Direction
In the records that follow, show each line where the word "обеспеченности" is present.

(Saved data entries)
......
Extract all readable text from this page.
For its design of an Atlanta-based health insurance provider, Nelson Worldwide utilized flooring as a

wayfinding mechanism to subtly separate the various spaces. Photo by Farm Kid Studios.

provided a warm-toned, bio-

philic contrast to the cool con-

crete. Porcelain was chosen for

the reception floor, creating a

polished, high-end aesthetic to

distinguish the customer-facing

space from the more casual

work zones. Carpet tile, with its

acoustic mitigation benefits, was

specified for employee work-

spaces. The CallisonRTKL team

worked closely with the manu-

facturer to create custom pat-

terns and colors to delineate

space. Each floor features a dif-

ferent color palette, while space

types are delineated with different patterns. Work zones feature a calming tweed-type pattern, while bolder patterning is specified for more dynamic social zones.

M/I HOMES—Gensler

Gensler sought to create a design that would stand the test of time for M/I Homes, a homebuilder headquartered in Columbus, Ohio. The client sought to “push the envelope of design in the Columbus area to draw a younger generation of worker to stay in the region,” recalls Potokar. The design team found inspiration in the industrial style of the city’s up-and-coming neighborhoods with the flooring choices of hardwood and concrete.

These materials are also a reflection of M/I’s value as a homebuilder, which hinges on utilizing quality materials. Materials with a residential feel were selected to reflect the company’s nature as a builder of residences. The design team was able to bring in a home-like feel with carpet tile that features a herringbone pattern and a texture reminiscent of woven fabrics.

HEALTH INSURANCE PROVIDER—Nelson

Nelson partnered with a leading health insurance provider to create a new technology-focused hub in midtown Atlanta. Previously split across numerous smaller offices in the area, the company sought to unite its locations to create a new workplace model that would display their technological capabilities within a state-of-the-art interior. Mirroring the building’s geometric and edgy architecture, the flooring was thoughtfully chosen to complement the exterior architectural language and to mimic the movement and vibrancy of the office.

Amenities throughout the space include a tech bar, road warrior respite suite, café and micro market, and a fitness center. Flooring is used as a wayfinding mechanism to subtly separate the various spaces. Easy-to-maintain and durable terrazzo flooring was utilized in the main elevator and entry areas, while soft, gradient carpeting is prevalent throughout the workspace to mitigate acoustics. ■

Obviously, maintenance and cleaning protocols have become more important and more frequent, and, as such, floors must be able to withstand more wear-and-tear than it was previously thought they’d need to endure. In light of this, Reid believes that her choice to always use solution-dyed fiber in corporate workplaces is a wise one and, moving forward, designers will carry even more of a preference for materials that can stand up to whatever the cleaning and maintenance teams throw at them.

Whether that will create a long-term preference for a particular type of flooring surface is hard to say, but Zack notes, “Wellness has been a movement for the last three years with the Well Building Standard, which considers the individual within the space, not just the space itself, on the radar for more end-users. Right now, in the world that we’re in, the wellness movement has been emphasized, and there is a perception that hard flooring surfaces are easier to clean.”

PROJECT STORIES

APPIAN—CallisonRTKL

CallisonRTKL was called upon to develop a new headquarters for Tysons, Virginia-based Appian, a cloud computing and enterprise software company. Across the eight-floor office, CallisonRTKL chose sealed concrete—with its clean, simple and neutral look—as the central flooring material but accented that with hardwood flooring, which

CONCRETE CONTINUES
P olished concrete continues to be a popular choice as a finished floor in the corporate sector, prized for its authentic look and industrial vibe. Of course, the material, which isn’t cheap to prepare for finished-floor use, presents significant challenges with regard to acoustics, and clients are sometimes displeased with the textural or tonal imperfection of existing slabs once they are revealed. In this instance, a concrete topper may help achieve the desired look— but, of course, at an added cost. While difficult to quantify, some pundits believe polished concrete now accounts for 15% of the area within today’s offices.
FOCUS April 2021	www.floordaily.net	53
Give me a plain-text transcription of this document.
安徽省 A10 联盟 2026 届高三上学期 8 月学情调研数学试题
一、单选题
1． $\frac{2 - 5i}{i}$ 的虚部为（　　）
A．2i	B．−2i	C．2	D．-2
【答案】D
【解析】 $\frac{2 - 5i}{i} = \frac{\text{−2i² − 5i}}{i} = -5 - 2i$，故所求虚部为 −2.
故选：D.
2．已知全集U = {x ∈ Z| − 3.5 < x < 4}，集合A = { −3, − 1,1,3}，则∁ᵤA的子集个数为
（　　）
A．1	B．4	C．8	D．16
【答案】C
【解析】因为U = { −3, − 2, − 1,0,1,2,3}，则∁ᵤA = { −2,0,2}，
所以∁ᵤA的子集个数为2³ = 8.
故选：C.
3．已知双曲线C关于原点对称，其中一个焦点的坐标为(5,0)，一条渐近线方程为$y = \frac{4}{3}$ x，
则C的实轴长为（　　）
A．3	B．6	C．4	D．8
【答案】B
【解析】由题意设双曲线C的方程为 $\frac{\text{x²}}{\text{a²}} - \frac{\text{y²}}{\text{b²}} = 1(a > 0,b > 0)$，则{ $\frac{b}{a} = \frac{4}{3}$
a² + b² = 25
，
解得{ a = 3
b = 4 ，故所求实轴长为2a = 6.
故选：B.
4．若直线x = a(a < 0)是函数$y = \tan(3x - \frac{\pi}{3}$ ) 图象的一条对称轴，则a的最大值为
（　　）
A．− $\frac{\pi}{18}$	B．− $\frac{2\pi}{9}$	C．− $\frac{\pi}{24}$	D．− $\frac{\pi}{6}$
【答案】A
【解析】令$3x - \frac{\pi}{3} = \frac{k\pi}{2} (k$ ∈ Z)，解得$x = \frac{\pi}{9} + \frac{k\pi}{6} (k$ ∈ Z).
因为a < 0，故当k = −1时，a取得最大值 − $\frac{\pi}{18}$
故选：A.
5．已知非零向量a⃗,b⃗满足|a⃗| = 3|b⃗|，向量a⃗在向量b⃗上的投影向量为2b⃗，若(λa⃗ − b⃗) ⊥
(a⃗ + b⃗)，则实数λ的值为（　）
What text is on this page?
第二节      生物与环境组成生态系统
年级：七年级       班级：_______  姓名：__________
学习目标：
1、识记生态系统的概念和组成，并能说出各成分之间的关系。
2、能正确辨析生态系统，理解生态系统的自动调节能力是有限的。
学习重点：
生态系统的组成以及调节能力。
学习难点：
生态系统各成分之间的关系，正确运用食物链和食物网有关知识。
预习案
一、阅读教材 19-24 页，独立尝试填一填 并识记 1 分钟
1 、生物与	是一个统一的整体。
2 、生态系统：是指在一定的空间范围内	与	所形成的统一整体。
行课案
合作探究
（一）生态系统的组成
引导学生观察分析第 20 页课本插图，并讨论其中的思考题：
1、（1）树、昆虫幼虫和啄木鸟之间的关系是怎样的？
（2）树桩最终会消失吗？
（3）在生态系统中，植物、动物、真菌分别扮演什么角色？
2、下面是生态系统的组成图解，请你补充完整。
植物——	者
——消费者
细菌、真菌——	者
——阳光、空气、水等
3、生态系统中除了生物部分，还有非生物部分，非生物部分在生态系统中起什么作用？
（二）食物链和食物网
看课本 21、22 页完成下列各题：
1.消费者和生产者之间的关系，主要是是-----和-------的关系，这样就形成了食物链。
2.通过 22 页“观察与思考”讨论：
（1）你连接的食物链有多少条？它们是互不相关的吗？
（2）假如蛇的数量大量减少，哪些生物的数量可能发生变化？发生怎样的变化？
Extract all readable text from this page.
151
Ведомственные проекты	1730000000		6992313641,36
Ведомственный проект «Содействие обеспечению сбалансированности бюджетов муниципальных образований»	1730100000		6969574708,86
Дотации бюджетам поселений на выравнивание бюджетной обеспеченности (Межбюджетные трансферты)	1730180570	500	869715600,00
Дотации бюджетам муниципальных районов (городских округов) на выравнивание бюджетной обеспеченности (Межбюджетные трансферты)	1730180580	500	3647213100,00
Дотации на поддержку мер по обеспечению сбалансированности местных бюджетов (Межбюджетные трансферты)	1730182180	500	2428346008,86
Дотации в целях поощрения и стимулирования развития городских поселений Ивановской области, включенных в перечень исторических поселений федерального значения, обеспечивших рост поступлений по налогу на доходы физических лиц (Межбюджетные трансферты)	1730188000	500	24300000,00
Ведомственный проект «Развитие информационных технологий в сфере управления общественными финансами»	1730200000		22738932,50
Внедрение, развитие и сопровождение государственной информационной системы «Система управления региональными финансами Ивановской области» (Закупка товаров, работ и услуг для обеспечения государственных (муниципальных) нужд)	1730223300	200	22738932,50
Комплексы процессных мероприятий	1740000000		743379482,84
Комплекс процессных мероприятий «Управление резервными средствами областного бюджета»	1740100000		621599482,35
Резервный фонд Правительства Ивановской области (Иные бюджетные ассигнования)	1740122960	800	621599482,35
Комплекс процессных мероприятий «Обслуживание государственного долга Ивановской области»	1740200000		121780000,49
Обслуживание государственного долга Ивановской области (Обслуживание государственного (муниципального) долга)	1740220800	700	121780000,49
......
Result for this exercise
Дотации бюджетам поселений на выравнивание бюджетной обеспеченности (Межбюджетные трансферты)	1730180570	500	869715600,00
Дотации бюджетам муниципальных районов (городских округов) на выравнивание бюджетной обеспеченности (Межбюджетные трансферты)	1730180580	500	3647213100,00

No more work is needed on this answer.